- _Your task_
For each line below that contains the string "structured", copy that line.

- _Data for processing_
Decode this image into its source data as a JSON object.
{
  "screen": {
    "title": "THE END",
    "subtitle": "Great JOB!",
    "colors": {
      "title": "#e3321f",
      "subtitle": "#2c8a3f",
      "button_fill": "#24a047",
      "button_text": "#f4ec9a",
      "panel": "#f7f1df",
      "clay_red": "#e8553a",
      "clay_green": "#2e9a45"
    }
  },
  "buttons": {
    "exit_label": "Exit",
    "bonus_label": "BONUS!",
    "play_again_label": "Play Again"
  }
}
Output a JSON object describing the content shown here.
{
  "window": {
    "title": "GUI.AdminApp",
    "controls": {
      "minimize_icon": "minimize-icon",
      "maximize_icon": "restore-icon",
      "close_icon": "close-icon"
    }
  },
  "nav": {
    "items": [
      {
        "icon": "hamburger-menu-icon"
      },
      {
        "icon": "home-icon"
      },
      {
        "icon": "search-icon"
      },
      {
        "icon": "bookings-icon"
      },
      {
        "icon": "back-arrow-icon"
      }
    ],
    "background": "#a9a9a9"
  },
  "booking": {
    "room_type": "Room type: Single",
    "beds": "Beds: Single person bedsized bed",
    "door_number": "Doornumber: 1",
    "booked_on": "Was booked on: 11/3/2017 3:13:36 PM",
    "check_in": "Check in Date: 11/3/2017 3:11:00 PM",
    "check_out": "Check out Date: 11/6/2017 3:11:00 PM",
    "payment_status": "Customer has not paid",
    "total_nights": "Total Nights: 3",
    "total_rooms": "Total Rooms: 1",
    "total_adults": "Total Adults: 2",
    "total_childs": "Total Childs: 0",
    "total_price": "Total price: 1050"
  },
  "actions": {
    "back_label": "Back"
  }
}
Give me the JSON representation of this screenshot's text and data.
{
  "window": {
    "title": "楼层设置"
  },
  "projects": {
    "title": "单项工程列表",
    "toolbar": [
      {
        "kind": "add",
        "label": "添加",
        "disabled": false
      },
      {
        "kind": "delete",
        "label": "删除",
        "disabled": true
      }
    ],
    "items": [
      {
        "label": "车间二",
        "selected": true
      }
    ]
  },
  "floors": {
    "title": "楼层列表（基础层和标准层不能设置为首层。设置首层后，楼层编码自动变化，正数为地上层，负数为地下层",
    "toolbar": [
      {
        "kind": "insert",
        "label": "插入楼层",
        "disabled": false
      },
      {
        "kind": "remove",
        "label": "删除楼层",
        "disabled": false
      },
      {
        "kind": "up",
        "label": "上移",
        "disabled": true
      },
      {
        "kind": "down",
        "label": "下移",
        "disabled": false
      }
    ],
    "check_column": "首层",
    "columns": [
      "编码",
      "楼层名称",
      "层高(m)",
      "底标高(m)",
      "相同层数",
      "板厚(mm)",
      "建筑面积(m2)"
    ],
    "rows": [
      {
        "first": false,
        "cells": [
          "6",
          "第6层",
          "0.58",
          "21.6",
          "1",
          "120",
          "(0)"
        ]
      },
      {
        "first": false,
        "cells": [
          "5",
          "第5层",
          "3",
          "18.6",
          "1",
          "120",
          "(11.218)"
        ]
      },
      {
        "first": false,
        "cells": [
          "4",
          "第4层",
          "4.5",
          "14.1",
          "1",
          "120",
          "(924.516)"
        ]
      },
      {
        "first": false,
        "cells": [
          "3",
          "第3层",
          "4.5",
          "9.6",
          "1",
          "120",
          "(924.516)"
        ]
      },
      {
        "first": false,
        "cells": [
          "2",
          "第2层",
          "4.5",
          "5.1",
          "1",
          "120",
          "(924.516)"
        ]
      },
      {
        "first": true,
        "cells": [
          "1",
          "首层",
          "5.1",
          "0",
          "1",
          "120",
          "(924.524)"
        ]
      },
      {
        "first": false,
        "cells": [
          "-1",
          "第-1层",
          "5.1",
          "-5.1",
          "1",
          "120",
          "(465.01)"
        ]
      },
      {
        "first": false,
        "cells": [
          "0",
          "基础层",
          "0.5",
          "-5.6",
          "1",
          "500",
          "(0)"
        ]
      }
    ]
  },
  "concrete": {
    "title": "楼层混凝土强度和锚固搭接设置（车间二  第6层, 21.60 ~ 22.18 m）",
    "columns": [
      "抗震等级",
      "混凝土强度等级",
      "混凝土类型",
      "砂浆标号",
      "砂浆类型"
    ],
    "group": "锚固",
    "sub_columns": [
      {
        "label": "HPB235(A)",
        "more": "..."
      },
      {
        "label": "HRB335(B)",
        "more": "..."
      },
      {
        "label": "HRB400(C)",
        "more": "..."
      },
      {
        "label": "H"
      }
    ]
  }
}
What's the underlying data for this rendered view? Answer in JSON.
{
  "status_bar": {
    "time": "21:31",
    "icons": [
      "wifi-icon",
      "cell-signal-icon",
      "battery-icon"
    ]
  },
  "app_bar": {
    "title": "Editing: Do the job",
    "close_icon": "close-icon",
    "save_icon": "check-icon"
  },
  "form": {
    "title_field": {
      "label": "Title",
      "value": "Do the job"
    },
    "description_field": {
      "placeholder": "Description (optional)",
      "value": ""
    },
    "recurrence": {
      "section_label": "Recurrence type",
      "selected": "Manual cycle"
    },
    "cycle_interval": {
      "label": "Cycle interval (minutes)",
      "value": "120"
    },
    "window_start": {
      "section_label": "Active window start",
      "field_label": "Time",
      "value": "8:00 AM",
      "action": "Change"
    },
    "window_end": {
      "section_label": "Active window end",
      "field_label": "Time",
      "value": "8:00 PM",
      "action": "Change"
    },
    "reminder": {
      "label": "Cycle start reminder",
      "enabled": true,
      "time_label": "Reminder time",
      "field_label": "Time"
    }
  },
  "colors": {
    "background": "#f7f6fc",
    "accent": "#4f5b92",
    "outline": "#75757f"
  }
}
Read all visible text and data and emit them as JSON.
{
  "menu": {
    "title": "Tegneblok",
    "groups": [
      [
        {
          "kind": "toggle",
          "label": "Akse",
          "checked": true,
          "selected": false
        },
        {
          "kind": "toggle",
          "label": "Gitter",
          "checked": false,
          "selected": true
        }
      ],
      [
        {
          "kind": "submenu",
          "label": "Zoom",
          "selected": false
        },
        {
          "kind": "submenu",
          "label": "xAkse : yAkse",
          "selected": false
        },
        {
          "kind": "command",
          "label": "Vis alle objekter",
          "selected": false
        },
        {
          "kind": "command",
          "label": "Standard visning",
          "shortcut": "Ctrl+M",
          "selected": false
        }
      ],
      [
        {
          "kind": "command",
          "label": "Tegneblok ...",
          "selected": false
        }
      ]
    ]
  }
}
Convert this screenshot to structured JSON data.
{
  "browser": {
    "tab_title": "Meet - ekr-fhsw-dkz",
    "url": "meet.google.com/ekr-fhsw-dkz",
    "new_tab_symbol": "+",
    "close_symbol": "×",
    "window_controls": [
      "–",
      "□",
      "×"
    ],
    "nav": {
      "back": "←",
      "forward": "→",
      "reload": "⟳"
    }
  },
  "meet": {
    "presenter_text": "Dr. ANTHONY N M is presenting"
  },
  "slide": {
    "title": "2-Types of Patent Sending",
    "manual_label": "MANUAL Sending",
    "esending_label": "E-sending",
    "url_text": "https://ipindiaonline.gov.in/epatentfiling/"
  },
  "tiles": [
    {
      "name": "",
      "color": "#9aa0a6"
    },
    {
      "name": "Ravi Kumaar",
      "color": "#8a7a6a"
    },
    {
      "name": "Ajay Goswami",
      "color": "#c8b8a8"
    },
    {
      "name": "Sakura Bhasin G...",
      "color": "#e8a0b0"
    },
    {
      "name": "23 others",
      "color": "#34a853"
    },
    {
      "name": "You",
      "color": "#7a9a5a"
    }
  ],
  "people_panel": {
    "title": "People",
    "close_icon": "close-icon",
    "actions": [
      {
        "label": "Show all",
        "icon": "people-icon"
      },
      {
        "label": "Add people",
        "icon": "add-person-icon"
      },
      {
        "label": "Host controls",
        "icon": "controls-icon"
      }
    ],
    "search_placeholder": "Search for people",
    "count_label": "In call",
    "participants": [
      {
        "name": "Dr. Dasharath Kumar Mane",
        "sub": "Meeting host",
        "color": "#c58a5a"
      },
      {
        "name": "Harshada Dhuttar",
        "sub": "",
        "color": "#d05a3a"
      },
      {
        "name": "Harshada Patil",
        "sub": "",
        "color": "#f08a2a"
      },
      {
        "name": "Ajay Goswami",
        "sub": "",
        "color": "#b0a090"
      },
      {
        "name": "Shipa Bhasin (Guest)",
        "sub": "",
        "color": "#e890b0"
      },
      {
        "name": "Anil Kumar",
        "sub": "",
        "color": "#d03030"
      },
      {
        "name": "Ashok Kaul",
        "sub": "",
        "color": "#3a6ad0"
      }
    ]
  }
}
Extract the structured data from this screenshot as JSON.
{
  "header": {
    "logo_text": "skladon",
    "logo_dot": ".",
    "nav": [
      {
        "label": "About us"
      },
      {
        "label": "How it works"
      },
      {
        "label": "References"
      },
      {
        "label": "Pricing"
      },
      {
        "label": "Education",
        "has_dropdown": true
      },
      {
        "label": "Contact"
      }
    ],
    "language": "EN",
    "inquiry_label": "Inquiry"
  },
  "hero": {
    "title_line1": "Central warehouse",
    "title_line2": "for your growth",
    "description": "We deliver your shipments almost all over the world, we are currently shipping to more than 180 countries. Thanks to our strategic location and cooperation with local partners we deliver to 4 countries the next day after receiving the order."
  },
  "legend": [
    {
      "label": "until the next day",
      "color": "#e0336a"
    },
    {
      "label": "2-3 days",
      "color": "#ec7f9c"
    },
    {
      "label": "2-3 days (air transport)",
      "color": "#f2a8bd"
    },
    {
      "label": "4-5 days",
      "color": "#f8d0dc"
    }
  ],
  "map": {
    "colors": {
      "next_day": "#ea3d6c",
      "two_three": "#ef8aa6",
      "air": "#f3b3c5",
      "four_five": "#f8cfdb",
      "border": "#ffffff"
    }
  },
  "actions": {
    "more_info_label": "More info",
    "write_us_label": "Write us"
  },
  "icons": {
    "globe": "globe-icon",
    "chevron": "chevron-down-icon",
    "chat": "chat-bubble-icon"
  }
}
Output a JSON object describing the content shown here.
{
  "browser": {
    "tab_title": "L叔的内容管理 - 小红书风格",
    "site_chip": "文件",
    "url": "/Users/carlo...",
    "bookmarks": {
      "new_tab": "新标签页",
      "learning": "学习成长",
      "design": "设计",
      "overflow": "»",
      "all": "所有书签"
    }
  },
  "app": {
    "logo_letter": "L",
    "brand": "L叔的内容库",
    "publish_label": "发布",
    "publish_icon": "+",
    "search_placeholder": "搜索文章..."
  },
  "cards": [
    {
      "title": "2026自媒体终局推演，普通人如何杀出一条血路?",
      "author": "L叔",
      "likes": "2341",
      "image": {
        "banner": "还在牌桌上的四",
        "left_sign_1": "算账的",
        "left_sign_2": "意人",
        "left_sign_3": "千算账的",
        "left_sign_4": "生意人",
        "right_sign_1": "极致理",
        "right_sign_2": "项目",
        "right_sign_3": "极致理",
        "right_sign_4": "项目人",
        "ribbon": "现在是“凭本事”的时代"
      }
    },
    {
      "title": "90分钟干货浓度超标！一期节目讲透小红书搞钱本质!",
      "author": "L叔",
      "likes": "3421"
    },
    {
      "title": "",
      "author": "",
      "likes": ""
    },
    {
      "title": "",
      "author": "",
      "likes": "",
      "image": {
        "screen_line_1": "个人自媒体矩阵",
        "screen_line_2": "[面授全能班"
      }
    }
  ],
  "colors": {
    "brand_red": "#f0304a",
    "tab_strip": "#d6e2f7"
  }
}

- _Task output_
Convert this screenshot to structured JSON data.
Extract the structured data from this screenshot as JSON.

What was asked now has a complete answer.